*Directions for this task*: Print all of the lines exactly. Any picture among them stays out.

Records
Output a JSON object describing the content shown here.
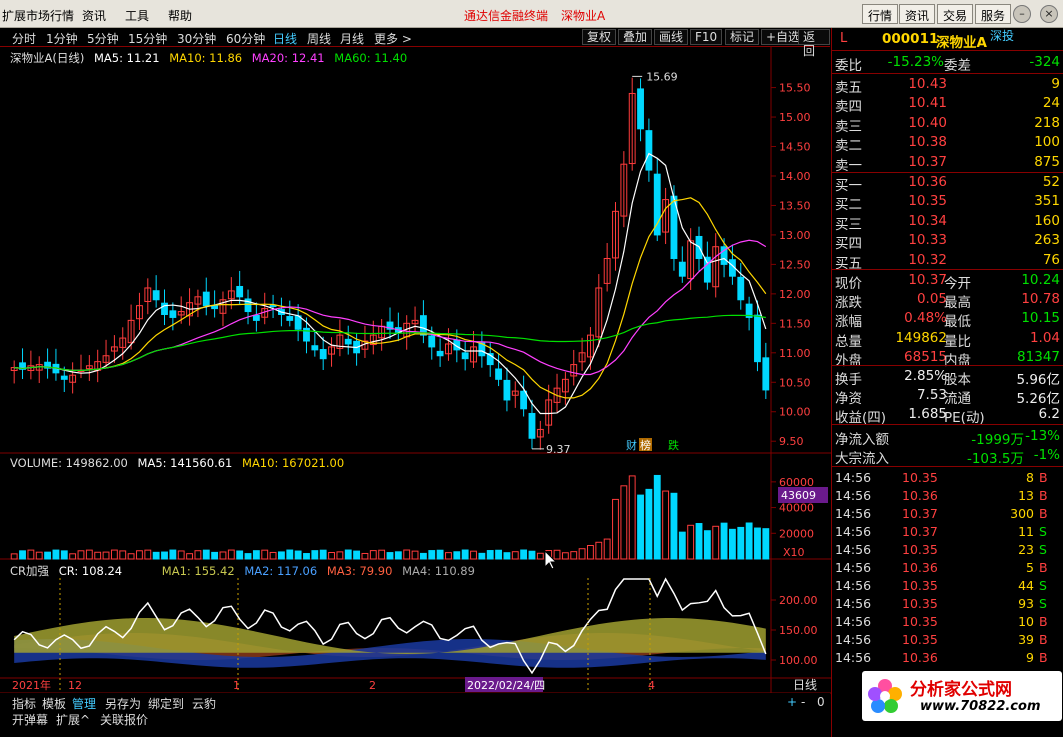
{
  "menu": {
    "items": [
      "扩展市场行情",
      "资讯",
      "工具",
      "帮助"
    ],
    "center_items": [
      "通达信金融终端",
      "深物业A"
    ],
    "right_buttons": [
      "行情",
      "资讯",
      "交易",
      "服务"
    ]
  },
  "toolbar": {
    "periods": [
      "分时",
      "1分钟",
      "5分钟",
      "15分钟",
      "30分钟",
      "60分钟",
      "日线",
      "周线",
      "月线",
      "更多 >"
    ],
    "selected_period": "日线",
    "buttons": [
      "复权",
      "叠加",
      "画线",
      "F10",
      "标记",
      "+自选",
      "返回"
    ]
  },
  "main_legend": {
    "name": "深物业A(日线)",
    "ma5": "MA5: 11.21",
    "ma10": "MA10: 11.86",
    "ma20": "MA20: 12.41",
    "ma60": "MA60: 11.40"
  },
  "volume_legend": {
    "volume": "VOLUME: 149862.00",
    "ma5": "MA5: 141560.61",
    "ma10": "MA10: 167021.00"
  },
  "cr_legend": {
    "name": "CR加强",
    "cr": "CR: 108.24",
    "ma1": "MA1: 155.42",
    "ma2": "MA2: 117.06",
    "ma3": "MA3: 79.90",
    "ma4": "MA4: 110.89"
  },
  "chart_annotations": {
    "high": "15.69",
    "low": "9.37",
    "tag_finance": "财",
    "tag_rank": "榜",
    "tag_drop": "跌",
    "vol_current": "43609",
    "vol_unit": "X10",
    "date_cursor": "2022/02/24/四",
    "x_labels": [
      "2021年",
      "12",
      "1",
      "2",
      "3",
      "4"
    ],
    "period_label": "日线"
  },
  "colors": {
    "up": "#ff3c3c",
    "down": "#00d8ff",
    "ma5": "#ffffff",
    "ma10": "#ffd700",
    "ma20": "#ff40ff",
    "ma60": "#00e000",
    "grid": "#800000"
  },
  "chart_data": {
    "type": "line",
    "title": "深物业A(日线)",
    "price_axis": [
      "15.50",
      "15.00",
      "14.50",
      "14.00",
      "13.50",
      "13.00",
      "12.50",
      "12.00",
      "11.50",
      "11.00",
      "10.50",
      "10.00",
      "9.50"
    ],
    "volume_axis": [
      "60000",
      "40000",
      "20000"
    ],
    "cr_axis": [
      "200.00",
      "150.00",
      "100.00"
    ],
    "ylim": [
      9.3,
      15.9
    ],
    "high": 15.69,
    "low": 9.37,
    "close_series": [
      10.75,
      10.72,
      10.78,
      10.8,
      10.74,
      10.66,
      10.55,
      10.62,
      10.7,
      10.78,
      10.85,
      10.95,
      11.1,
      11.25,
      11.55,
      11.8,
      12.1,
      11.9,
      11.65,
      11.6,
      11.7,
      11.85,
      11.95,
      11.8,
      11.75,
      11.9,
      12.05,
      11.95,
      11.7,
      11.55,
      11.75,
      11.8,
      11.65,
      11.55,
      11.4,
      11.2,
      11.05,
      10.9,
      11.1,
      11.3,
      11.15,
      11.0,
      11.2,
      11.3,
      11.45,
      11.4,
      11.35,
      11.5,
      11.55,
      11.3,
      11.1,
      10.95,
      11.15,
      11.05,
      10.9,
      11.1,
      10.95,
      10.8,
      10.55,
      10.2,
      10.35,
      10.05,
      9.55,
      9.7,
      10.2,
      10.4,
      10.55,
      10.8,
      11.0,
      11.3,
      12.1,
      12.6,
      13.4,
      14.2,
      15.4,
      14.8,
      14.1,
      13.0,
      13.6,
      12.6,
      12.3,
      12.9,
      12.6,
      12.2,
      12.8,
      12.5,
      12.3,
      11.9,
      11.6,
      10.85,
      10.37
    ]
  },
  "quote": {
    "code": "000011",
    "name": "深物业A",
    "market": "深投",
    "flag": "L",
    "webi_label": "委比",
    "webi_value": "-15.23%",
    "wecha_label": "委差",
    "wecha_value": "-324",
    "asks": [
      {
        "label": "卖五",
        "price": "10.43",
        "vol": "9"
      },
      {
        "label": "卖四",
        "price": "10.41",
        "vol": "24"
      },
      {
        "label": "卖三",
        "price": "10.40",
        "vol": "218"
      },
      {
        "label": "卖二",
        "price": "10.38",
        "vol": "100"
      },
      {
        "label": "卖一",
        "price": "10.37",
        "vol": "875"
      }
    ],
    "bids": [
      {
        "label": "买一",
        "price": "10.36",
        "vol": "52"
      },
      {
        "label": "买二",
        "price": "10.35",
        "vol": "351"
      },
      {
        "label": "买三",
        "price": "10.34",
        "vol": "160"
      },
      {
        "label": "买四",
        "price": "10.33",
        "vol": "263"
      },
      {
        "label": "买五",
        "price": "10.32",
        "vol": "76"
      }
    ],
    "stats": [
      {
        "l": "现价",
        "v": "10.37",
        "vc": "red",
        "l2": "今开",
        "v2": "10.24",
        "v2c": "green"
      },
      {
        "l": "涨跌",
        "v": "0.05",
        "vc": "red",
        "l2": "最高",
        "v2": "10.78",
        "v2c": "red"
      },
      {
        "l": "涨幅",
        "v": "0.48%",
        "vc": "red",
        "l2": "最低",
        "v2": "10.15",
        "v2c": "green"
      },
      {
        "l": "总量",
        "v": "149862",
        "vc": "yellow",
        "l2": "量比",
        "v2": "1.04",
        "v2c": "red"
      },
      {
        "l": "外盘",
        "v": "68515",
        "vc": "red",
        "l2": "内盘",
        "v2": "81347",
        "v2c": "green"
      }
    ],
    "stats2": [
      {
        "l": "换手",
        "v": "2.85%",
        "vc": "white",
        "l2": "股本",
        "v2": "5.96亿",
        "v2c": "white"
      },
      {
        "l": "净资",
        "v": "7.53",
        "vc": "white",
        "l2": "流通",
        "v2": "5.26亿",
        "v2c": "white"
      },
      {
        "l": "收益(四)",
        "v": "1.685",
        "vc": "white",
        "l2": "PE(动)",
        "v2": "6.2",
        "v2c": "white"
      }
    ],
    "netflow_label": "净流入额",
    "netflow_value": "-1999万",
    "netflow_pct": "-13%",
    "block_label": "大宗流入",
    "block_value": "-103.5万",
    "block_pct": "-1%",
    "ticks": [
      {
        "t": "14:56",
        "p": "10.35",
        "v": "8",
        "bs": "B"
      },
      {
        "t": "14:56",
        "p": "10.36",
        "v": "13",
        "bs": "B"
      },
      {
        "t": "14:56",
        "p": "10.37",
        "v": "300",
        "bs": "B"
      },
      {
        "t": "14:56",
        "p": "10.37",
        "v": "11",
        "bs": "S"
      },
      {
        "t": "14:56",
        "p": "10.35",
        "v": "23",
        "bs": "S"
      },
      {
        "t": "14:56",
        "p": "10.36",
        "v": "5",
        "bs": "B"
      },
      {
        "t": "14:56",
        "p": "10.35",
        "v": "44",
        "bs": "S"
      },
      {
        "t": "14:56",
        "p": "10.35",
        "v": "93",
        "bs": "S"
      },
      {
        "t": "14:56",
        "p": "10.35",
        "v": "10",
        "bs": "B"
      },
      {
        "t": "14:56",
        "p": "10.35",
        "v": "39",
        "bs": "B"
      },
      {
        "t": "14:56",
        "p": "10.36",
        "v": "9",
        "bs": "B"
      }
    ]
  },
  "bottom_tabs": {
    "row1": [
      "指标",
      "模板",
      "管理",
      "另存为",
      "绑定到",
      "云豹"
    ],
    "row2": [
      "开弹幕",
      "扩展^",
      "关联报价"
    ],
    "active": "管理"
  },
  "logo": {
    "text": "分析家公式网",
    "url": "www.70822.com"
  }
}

*Response to this exercise*:
Output a JSON object describing the content shown here.
{
  "menu": {
    "items": [
      "扩展市场行情",
      "资讯",
      "工具",
      "帮助"
    ],
    "center_items": [
      "通达信金融终端",
      "深物业A"
    ],
    "right_buttons": [
      "行情",
      "资讯",
      "交易",
      "服务"
    ]
  },
  "toolbar": {
    "periods": [
      "分时",
      "1分钟",
      "5分钟",
      "15分钟",
      "30分钟",
      "60分钟",
      "日线",
      "周线",
      "月线",
      "更多 >"
    ],
    "selected_period": "日线",
    "buttons": [
      "复权",
      "叠加",
      "画线",
      "F10",
      "标记",
      "+自选",
      "返回"
    ]
  },
  "main_legend": {
    "name": "深物业A(日线)",
    "ma5": "MA5: 11.21",
    "ma10": "MA10: 11.86",
    "ma20": "MA20: 12.41",
    "ma60": "MA60: 11.40"
  },
  "volume_legend": {
    "volume": "VOLUME: 149862.00",
    "ma5": "MA5: 141560.61",
    "ma10": "MA10: 167021.00"
  },
  "cr_legend": {
    "name": "CR加强",
    "cr": "CR: 108.24",
    "ma1": "MA1: 155.42",
    "ma2": "MA2: 117.06",
    "ma3": "MA3: 79.90",
    "ma4": "MA4: 110.89"
  },
  "chart_annotations": {
    "high": "15.69",
    "low": "9.37",
    "tag_finance": "财",
    "tag_rank": "榜",
    "tag_drop": "跌",
    "vol_current": "43609",
    "vol_unit": "X10",
    "date_cursor": "2022/02/24/四",
    "x_labels": [
      "2021年",
      "12",
      "1",
      "2",
      "3",
      "4"
    ],
    "period_label": "日线"
  },
  "colors": {
    "up": "#ff3c3c",
    "down": "#00d8ff",
    "ma5": "#ffffff",
    "ma10": "#ffd700",
    "ma20": "#ff40ff",
    "ma60": "#00e000",
    "grid": "#800000"
  },
  "chart_data": {
    "type": "line",
    "title": "深物业A(日线)",
    "price_axis": [
      "15.50",
      "15.00",
      "14.50",
      "14.00",
      "13.50",
      "13.00",
      "12.50",
      "12.00",
      "11.50",
      "11.00",
      "10.50",
      "10.00",
      "9.50"
    ],
    "volume_axis": [
      "60000",
      "40000",
      "20000"
    ],
    "cr_axis": [
      "200.00",
      "150.00",
      "100.00"
    ],
    "ylim": [
      9.3,
      15.9
    ],
    "high": 15.69,
    "low": 9.37,
    "close_series": [
      10.75,
      10.72,
      10.78,
      10.8,
      10.74,
      10.66,
      10.55,
      10.62,
      10.7,
      10.78,
      10.85,
      10.95,
      11.1,
      11.25,
      11.55,
      11.8,
      12.1,
      11.9,
      11.65,
      11.6,
      11.7,
      11.85,
      11.95,
      11.8,
      11.75,
      11.9,
      12.05,
      11.95,
      11.7,
      11.55,
      11.75,
      11.8,
      11.65,
      11.55,
      11.4,
      11.2,
      11.05,
      10.9,
      11.1,
      11.3,
      11.15,
      11.0,
      11.2,
      11.3,
      11.45,
      11.4,
      11.35,
      11.5,
      11.55,
      11.3,
      11.1,
      10.95,
      11.15,
      11.05,
      10.9,
      11.1,
      10.95,
      10.8,
      10.55,
      10.2,
      10.35,
      10.05,
      9.55,
      9.7,
      10.2,
      10.4,
      10.55,
      10.8,
      11.0,
      11.3,
      12.1,
      12.6,
      13.4,
      14.2,
      15.4,
      14.8,
      14.1,
      13.0,
      13.6,
      12.6,
      12.3,
      12.9,
      12.6,
      12.2,
      12.8,
      12.5,
      12.3,
      11.9,
      11.6,
      10.85,
      10.37
    ]
  },
  "quote": {
    "code": "000011",
    "name": "深物业A",
    "market": "深投",
    "flag": "L",
    "webi_label": "委比",
    "webi_value": "-15.23%",
    "wecha_label": "委差",
    "wecha_value": "-324",
    "asks": [
      {
        "label": "卖五",
        "price": "10.43",
        "vol": "9"
      },
      {
        "label": "卖四",
        "price": "10.41",
        "vol": "24"
      },
      {
        "label": "卖三",
        "price": "10.40",
        "vol": "218"
      },
      {
        "label": "卖二",
        "price": "10.38",
        "vol": "100"
      },
      {
        "label": "卖一",
        "price": "10.37",
        "vol": "875"
      }
    ],
    "bids": [
      {
        "label": "买一",
        "price": "10.36",
        "vol": "52"
      },
      {
        "label": "买二",
        "price": "10.35",
        "vol": "351"
      },
      {
        "label": "买三",
        "price": "10.34",
        "vol": "160"
      },
      {
        "label": "买四",
        "price": "10.33",
        "vol": "263"
      },
      {
        "label": "买五",
        "price": "10.32",
        "vol": "76"
      }
    ],
    "stats": [
      {
        "l": "现价",
        "v": "10.37",
        "vc": "red",
        "l2": "今开",
        "v2": "10.24",
        "v2c": "green"
      },
      {
        "l": "涨跌",
        "v": "0.05",
        "vc": "red",
        "l2": "最高",
        "v2": "10.78",
        "v2c": "red"
      },
      {
        "l": "涨幅",
        "v": "0.48%",
        "vc": "red",
        "l2": "最低",
        "v2": "10.15",
        "v2c": "green"
      },
      {
        "l": "总量",
        "v": "149862",
        "vc": "yellow",
        "l2": "量比",
        "v2": "1.04",
        "v2c": "red"
      },
      {
        "l": "外盘",
        "v": "68515",
        "vc": "red",
        "l2": "内盘",
        "v2": "81347",
        "v2c": "green"
      }
    ],
    "stats2": [
      {
        "l": "换手",
        "v": "2.85%",
        "vc": "white",
        "l2": "股本",
        "v2": "5.96亿",
        "v2c": "white"
      },
      {
        "l": "净资",
        "v": "7.53",
        "vc": "white",
        "l2": "流通",
        "v2": "5.26亿",
        "v2c": "white"
      },
      {
        "l": "收益(四)",
        "v": "1.685",
        "vc": "white",
        "l2": "PE(动)",
        "v2": "6.2",
        "v2c": "white"
      }
    ],
    "netflow_label": "净流入额",
    "netflow_value": "-1999万",
    "netflow_pct": "-13%",
    "block_label": "大宗流入",
    "block_value": "-103.5万",
    "block_pct": "-1%",
    "ticks": [
      {
        "t": "14:56",
        "p": "10.35",
        "v": "8",
        "bs": "B"
      },
      {
        "t": "14:56",
        "p": "10.36",
        "v": "13",
        "bs": "B"
      },
      {
        "t": "14:56",
        "p": "10.37",
        "v": "300",
        "bs": "B"
      },
      {
        "t": "14:56",
        "p": "10.37",
        "v": "11",
        "bs": "S"
      },
      {
        "t": "14:56",
        "p": "10.35",
        "v": "23",
        "bs": "S"
      },
      {
        "t": "14:56",
        "p": "10.36",
        "v": "5",
        "bs": "B"
      },
      {
        "t": "14:56",
        "p": "10.35",
        "v": "44",
        "bs": "S"
      },
      {
        "t": "14:56",
        "p": "10.35",
        "v": "93",
        "bs": "S"
      },
      {
        "t": "14:56",
        "p": "10.35",
        "v": "10",
        "bs": "B"
      },
      {
        "t": "14:56",
        "p": "10.35",
        "v": "39",
        "bs": "B"
      },
      {
        "t": "14:56",
        "p": "10.36",
        "v": "9",
        "bs": "B"
      }
    ]
  },
  "bottom_tabs": {
    "row1": [
      "指标",
      "模板",
      "管理",
      "另存为",
      "绑定到",
      "云豹"
    ],
    "row2": [
      "开弹幕",
      "扩展^",
      "关联报价"
    ],
    "active": "管理"
  },
  "logo": {
    "text": "分析家公式网",
    "url": "www.70822.com"
  }
}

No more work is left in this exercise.